■ **STATED GOAL**
Print all the entries verbatim.

■ **EXCERPTED RECORDS**
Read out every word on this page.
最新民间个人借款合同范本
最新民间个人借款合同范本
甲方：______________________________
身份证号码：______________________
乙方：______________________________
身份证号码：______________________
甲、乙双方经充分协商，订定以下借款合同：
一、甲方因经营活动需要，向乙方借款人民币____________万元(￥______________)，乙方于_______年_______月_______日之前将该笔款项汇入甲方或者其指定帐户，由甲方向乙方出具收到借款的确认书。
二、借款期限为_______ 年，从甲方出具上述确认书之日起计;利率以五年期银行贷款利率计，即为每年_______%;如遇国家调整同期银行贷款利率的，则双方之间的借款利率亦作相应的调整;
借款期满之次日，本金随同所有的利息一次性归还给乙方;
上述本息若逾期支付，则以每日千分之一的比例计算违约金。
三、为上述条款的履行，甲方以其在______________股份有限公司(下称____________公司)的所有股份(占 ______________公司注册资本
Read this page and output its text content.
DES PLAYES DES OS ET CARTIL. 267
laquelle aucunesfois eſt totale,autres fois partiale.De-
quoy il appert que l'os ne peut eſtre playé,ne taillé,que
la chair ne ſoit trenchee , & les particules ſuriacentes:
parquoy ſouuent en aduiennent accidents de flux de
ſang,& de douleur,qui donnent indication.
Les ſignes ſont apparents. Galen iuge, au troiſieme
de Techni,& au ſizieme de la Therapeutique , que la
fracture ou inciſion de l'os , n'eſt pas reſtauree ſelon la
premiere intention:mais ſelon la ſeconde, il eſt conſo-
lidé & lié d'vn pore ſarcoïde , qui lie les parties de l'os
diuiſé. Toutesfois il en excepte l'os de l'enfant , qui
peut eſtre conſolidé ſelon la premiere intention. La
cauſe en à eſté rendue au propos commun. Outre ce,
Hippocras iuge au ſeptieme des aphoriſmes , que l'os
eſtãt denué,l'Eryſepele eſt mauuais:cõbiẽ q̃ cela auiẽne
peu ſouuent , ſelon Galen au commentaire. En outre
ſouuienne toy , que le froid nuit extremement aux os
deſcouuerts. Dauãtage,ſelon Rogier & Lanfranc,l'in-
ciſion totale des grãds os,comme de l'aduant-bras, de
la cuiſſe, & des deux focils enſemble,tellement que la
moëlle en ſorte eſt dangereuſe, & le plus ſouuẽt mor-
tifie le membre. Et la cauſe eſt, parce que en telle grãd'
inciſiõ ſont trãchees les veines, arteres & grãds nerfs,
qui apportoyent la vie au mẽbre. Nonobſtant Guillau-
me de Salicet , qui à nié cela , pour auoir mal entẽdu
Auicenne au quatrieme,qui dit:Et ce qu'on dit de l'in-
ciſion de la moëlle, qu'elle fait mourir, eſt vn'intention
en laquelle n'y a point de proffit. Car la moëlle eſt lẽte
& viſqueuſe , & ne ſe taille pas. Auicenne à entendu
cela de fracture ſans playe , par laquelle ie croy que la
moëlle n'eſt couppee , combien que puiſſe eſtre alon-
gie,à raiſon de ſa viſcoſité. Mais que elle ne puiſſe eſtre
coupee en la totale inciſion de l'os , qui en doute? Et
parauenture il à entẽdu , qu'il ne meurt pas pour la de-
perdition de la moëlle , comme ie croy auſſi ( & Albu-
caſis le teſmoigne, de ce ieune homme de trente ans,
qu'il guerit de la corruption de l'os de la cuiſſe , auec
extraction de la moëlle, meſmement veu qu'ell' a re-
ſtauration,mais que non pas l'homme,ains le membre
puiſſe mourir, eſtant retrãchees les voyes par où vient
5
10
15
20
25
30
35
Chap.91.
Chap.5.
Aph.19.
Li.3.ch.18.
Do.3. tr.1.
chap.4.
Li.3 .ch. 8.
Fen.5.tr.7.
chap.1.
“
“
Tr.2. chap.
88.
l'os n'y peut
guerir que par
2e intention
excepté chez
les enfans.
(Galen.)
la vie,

■ **PROBLEM SOLUTION**
Read out every word on this page.
最新民间个人借款合同范本
最新民间个人借款合同范本
甲方：______________________________
身份证号码：______________________
乙方：______________________________
身份证号码：______________________
甲、乙双方经充分协商，订定以下借款合同：
一、甲方因经营活动需要，向乙方借款人民币____________万元(￥______________)，乙方于_______年_______月_______日之前将该笔款项汇入甲方或者其指定帐户，由甲方向乙方出具收到借款的确认书。
二、借款期限为_______ 年，从甲方出具上述确认书之日起计;利率以五年期银行贷款利率计，即为每年_______%;如遇国家调整同期银行贷款利率的，则双方之间的借款利率亦作相应的调整;
借款期满之次日，本金随同所有的利息一次性归还给乙方;
上述本息若逾期支付，则以每日千分之一的比例计算违约金。
三、为上述条款的履行，甲方以其在______________股份有限公司(下称____________公司)的所有股份(占 ______________公司注册资本
Read this page and output its text content.
DES PLAYES DES OS ET CARTIL. 267
laquelle aucunesfois eſt totale,autres fois partiale.De-
quoy il appert que l'os ne peut eſtre playé,ne taillé,que
la chair ne ſoit trenchee , & les particules ſuriacentes:
parquoy ſouuent en aduiennent accidents de flux de
ſang,& de douleur,qui donnent indication.
Les ſignes ſont apparents. Galen iuge, au troiſieme
de Techni,& au ſizieme de la Therapeutique , que la
fracture ou inciſion de l'os , n'eſt pas reſtauree ſelon la
premiere intention:mais ſelon la ſeconde, il eſt conſo-
lidé & lié d'vn pore ſarcoïde , qui lie les parties de l'os
diuiſé. Toutesfois il en excepte l'os de l'enfant , qui
peut eſtre conſolidé ſelon la premiere intention. La
cauſe en à eſté rendue au propos commun. Outre ce,
Hippocras iuge au ſeptieme des aphoriſmes , que l'os
eſtãt denué,l'Eryſepele eſt mauuais:cõbiẽ q̃ cela auiẽne
peu ſouuent , ſelon Galen au commentaire. En outre
ſouuienne toy , que le froid nuit extremement aux os
deſcouuerts. Dauãtage,ſelon Rogier & Lanfranc,l'in-
ciſion totale des grãds os,comme de l'aduant-bras, de
la cuiſſe, & des deux focils enſemble,tellement que la
moëlle en ſorte eſt dangereuſe, & le plus ſouuẽt mor-
tifie le membre. Et la cauſe eſt, parce que en telle grãd'
inciſiõ ſont trãchees les veines, arteres & grãds nerfs,
qui apportoyent la vie au mẽbre. Nonobſtant Guillau-
me de Salicet , qui à nié cela , pour auoir mal entẽdu
Auicenne au quatrieme,qui dit:Et ce qu'on dit de l'in-
ciſion de la moëlle, qu'elle fait mourir, eſt vn'intention
en laquelle n'y a point de proffit. Car la moëlle eſt lẽte
& viſqueuſe , & ne ſe taille pas. Auicenne à entendu
cela de fracture ſans playe , par laquelle ie croy que la
moëlle n'eſt couppee , combien que puiſſe eſtre alon-
gie,à raiſon de ſa viſcoſité. Mais que elle ne puiſſe eſtre
coupee en la totale inciſion de l'os , qui en doute? Et
parauenture il à entẽdu , qu'il ne meurt pas pour la de-
perdition de la moëlle , comme ie croy auſſi ( & Albu-
caſis le teſmoigne, de ce ieune homme de trente ans,
qu'il guerit de la corruption de l'os de la cuiſſe , auec
extraction de la moëlle, meſmement veu qu'ell' a re-
ſtauration,mais que non pas l'homme,ains le membre
puiſſe mourir, eſtant retrãchees les voyes par où vient
5
10
15
20
25
30
35
Chap.91.
Chap.5.
Aph.19.
Li.3.ch.18.
Do.3. tr.1.
chap.4.
Li.3 .ch. 8.
Fen.5.tr.7.
chap.1.
“
“
Tr.2. chap.
88.
l'os n'y peut
guerir que par
2e intention
excepté chez
les enfans.
(Galen.)
la vie,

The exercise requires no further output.